- Brief: Pick out every line with the word "worktop" and copy it.

- Source records:
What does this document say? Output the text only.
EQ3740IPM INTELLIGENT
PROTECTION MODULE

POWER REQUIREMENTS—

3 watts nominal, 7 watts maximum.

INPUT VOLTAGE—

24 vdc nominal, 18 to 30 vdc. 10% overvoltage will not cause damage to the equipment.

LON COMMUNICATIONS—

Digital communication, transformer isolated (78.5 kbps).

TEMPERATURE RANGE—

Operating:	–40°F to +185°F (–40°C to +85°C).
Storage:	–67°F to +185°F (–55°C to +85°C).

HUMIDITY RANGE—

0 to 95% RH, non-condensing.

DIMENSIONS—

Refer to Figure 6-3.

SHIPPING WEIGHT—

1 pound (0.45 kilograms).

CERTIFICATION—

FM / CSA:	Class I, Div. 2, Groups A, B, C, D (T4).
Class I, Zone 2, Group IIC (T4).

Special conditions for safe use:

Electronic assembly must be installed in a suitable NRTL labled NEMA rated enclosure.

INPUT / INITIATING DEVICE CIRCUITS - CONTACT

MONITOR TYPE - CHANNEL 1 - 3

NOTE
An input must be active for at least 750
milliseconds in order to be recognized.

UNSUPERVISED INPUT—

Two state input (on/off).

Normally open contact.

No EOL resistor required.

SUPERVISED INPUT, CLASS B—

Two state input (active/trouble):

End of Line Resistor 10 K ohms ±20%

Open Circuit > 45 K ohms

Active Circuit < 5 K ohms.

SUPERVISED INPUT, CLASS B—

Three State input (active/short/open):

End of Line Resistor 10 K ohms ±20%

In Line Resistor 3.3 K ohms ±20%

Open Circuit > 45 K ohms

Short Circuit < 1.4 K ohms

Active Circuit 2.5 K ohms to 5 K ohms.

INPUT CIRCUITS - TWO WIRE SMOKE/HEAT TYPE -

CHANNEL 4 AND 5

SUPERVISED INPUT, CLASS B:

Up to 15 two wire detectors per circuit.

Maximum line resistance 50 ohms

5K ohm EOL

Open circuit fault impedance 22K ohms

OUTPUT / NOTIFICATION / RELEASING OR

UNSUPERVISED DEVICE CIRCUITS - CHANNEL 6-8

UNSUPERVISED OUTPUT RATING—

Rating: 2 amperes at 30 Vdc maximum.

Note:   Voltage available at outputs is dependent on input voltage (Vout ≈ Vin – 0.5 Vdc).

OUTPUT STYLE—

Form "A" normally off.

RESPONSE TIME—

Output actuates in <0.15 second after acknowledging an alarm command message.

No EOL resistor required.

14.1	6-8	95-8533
* * *
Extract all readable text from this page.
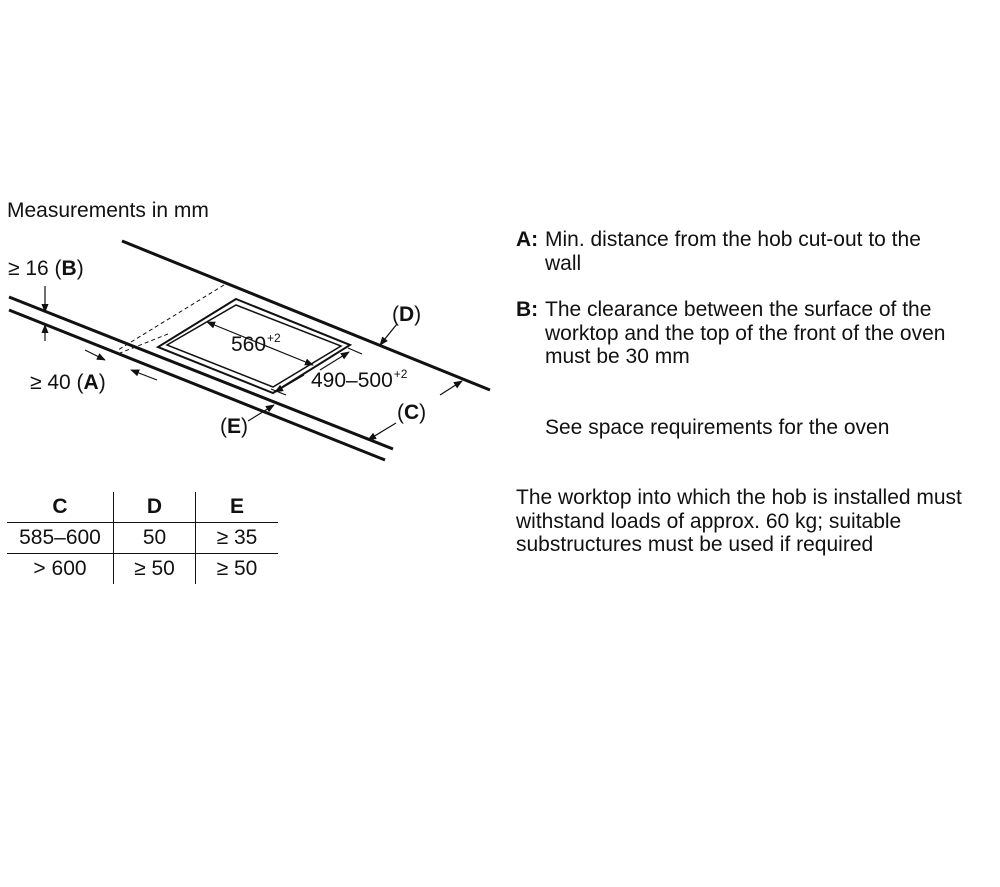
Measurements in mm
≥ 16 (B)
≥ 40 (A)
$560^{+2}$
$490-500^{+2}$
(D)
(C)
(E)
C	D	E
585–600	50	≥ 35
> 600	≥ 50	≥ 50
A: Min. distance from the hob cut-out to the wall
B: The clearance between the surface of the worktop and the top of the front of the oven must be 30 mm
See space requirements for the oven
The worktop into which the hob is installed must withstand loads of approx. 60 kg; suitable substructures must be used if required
==
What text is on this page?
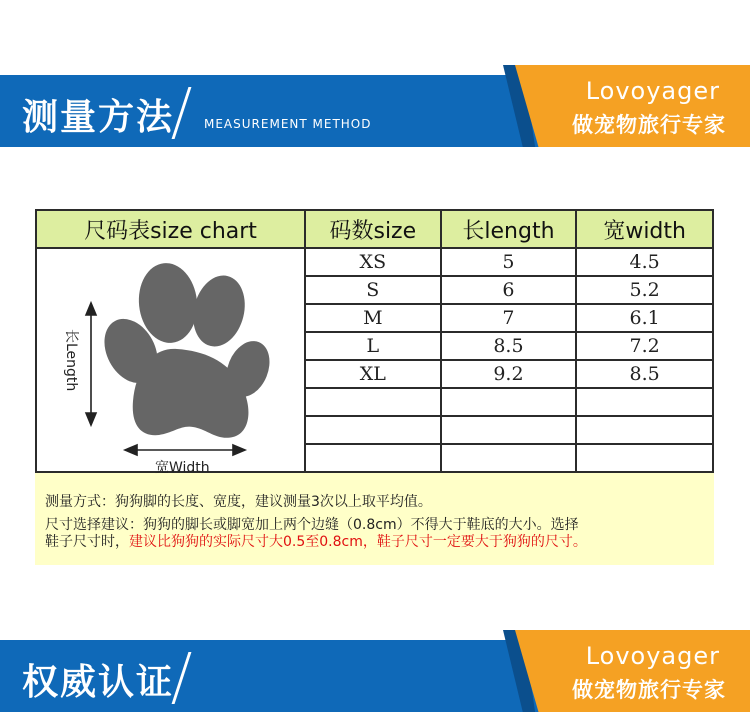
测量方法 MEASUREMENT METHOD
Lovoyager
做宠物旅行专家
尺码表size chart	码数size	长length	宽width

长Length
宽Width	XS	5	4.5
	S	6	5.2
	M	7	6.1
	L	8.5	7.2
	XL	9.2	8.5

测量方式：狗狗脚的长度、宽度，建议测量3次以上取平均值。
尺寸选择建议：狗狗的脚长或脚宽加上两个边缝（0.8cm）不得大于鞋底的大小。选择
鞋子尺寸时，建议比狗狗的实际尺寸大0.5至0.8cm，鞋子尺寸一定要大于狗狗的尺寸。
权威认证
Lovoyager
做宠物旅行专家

- Full response:
B: The clearance between the surface of the worktop and the top of the front of the oven must be 30 mm
The worktop into which the hob is installed must withstand loads of approx. 60 kg; suitable substructures must be used if required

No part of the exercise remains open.